Your reply should be a single number: how many lines contain the string "Community".

Stored entries:
========

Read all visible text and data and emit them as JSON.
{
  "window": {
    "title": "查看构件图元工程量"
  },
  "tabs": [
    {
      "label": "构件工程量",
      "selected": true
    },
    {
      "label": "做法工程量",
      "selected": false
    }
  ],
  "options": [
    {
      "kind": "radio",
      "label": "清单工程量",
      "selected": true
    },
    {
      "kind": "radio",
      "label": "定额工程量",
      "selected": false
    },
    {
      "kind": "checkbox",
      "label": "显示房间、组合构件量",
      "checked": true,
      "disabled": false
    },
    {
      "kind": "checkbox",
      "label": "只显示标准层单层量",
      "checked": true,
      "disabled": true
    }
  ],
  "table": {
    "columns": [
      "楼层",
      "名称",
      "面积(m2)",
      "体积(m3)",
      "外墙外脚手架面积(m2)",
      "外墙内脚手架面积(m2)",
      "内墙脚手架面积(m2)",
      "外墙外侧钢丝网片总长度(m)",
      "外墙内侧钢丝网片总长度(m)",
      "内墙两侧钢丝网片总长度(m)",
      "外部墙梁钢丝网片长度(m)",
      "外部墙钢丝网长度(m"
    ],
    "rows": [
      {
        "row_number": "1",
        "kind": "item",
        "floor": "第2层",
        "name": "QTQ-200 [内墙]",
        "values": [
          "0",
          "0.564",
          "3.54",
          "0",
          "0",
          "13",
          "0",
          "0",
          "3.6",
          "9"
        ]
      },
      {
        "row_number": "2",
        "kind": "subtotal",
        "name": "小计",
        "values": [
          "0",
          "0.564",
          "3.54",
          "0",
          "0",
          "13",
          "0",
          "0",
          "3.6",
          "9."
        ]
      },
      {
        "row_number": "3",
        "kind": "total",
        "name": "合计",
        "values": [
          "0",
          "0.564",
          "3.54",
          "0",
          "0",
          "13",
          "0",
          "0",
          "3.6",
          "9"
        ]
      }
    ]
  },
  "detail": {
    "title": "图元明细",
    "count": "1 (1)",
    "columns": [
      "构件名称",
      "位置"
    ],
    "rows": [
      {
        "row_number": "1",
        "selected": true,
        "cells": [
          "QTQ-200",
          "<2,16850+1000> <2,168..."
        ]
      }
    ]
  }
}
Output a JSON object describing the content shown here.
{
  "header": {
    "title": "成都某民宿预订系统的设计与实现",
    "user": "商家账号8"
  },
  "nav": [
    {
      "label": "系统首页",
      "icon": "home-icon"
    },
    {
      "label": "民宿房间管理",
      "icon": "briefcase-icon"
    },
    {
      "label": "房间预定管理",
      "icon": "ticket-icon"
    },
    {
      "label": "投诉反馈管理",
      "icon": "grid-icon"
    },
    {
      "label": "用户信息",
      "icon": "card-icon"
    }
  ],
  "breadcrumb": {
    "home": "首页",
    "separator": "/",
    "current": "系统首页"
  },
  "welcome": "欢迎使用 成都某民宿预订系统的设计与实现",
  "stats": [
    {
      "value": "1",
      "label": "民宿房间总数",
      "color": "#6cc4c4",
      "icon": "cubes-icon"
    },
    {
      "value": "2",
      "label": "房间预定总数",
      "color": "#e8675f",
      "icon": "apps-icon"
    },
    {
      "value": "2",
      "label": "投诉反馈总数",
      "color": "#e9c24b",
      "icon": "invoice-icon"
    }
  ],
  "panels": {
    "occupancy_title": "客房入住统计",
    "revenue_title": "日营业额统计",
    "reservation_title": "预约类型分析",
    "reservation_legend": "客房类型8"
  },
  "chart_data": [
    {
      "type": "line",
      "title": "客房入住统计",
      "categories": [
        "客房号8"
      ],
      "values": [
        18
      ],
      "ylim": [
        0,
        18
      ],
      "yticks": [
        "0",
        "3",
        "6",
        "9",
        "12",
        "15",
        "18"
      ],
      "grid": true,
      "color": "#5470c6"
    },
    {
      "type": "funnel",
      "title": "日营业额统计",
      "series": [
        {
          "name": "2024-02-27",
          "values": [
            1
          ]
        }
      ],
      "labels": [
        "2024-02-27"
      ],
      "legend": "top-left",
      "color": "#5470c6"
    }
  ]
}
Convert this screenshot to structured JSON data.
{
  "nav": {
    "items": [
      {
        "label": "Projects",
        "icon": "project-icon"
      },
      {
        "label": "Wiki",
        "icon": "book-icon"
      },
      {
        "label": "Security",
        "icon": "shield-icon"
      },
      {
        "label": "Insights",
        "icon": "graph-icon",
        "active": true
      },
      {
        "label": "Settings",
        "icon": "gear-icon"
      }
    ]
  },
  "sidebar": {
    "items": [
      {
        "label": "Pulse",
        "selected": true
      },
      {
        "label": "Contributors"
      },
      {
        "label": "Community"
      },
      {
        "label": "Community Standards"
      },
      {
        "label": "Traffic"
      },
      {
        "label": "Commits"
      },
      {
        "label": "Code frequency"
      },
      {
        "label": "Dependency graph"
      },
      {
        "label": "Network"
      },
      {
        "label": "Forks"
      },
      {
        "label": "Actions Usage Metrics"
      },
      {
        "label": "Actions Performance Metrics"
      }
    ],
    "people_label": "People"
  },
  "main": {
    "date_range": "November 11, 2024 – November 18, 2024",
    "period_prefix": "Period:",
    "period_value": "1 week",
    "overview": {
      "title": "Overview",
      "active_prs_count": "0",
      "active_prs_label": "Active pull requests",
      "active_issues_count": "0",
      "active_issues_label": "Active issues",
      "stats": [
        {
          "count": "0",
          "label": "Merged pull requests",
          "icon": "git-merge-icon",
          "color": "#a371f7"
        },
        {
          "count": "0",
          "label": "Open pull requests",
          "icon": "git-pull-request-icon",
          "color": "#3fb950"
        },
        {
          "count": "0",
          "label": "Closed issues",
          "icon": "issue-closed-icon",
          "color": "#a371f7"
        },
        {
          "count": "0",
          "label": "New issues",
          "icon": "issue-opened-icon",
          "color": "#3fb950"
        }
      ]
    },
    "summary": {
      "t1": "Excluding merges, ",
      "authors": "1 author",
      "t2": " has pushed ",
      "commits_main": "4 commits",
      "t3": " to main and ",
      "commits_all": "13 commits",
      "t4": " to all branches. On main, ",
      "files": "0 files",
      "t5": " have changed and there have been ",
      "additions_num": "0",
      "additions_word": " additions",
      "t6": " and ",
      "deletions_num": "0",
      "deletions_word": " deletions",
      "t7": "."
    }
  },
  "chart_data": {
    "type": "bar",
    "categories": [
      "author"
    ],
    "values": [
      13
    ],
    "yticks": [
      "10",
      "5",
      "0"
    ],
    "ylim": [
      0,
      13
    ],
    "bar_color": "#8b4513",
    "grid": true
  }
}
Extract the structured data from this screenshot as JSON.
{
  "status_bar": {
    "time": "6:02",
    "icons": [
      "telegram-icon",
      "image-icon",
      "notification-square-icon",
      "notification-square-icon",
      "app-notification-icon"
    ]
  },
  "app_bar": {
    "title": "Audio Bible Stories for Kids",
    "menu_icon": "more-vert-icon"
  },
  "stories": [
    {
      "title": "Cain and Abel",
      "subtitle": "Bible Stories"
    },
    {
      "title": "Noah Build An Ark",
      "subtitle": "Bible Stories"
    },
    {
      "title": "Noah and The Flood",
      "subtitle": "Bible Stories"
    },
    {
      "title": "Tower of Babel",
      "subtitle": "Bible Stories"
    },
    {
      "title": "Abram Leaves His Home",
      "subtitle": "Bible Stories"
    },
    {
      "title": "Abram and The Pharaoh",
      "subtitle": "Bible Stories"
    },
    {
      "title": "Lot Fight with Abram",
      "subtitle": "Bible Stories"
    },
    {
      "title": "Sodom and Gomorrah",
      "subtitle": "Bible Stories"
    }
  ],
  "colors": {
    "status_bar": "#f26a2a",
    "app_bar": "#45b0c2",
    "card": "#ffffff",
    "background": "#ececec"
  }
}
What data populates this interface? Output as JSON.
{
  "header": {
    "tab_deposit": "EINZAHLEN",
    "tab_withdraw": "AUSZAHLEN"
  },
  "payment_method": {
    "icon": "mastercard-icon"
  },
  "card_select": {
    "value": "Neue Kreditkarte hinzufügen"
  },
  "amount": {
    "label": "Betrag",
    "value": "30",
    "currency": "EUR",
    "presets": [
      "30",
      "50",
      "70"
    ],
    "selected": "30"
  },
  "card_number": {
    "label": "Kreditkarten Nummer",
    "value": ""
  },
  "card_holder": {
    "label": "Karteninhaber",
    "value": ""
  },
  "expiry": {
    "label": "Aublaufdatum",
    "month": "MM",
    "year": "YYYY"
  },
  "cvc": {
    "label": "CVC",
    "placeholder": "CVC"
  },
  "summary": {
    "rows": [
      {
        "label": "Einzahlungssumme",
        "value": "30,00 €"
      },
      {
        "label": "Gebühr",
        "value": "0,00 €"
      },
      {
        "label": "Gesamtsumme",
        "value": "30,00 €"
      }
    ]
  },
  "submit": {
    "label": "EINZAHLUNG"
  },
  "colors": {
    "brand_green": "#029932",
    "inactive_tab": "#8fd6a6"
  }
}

========

Output for this exercise:
2